WHAT THE EXERCISE ASKS
Across the listing below, how many lines hold "screenshot"? Reply with the number by itself.

────────────────────────────────────────

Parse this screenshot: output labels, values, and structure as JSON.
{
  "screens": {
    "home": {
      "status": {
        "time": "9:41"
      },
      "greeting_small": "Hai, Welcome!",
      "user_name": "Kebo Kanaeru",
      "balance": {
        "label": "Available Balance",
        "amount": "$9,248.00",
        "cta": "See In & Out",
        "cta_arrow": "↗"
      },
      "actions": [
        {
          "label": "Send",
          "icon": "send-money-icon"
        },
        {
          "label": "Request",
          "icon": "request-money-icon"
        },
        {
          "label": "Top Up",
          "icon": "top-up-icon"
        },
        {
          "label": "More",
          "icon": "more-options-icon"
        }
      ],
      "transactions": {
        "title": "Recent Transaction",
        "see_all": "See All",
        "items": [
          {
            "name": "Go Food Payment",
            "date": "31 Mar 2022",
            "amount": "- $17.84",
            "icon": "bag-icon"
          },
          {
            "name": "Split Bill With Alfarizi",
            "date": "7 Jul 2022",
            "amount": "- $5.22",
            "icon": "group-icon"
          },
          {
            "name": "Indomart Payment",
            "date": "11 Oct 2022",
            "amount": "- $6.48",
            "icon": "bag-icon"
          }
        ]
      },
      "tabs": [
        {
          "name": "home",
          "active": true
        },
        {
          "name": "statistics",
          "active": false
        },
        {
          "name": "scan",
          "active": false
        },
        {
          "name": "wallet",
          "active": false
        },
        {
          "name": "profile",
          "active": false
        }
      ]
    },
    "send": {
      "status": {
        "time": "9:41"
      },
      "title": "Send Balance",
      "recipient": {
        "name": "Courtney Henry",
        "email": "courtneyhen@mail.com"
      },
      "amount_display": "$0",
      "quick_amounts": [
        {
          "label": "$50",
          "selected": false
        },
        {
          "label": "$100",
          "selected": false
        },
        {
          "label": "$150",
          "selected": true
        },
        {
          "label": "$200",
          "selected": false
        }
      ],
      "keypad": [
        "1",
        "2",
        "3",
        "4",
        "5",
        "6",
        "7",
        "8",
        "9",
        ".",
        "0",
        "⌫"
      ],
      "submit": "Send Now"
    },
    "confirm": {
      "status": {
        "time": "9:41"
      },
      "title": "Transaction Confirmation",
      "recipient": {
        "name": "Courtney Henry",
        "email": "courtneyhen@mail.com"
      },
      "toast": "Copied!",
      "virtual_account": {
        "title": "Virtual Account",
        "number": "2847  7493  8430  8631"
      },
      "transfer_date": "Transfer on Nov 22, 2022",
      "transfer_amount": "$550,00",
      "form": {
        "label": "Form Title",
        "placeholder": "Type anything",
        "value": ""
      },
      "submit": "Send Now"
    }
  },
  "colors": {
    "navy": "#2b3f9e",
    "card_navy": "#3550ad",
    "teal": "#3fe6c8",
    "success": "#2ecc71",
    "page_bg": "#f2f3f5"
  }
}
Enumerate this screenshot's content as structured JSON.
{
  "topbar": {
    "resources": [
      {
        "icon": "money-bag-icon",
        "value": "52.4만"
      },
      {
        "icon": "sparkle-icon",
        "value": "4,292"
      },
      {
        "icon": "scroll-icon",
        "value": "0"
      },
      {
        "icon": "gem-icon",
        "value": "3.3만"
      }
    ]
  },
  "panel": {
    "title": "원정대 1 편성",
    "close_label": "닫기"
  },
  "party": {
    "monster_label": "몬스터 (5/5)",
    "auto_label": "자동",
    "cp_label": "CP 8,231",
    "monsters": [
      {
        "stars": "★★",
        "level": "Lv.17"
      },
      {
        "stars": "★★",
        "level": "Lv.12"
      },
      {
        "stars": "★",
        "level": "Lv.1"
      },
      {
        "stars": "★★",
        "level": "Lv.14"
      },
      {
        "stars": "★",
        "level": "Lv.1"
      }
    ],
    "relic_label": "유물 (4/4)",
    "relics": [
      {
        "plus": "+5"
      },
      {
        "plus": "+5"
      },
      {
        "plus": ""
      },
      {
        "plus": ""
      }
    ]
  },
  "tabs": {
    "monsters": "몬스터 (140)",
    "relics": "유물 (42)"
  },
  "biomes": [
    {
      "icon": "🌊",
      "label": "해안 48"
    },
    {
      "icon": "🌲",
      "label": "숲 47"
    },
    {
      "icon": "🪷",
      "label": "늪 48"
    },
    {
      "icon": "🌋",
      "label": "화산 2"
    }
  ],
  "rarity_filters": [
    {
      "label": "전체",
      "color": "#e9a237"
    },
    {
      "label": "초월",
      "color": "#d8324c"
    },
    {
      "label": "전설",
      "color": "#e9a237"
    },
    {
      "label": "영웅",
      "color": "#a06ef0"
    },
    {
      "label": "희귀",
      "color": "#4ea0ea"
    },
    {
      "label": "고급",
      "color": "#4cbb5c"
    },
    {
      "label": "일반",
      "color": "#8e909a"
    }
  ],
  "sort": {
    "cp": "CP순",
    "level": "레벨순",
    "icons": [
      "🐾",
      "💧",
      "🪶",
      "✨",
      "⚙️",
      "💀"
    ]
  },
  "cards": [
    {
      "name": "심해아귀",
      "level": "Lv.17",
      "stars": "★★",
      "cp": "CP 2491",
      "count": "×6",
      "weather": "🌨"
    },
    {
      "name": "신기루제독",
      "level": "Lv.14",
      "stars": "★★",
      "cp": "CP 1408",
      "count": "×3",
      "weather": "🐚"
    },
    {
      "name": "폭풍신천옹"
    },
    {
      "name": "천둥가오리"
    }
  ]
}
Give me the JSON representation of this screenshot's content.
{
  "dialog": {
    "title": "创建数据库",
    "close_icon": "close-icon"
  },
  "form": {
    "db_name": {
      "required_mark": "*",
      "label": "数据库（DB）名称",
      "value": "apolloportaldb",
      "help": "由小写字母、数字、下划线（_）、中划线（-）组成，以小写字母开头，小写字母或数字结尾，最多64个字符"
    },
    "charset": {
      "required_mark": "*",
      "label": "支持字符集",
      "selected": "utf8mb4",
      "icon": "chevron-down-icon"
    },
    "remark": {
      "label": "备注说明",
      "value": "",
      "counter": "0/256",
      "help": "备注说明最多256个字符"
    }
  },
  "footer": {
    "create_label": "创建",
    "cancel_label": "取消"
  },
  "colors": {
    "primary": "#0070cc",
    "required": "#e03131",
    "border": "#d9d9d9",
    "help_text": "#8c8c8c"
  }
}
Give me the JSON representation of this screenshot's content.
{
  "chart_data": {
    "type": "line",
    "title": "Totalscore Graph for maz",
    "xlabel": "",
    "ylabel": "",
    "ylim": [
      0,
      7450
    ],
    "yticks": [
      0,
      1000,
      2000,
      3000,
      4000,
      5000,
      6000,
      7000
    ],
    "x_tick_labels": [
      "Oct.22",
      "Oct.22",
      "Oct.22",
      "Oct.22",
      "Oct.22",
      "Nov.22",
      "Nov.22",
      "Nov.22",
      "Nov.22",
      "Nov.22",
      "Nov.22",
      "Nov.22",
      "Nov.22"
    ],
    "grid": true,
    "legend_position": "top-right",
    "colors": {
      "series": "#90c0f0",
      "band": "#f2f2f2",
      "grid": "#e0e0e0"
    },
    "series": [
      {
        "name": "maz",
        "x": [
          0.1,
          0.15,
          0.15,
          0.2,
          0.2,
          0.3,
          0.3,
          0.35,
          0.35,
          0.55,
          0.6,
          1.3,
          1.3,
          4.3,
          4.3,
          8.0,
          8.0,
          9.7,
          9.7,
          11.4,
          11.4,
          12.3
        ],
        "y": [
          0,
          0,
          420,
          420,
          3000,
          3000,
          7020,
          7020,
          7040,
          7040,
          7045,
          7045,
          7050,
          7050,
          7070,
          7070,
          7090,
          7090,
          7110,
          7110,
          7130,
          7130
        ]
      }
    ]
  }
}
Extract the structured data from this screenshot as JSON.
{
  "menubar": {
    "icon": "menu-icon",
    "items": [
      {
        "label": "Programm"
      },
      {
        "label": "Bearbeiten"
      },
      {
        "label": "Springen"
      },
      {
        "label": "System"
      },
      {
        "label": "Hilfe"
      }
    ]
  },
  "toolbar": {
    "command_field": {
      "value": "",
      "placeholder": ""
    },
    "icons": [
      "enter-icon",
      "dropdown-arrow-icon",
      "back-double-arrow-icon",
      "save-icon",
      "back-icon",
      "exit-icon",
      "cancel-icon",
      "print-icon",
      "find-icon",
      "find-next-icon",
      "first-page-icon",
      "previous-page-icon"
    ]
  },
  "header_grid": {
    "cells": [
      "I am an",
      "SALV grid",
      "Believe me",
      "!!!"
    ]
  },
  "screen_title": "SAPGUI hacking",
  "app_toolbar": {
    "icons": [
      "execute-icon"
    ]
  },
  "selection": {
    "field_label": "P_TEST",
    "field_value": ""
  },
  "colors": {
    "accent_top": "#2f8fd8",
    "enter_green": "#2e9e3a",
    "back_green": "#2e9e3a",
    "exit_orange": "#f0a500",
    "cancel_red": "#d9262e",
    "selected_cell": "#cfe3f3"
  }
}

────────────────────────────────────────

FULL RESPONSE
5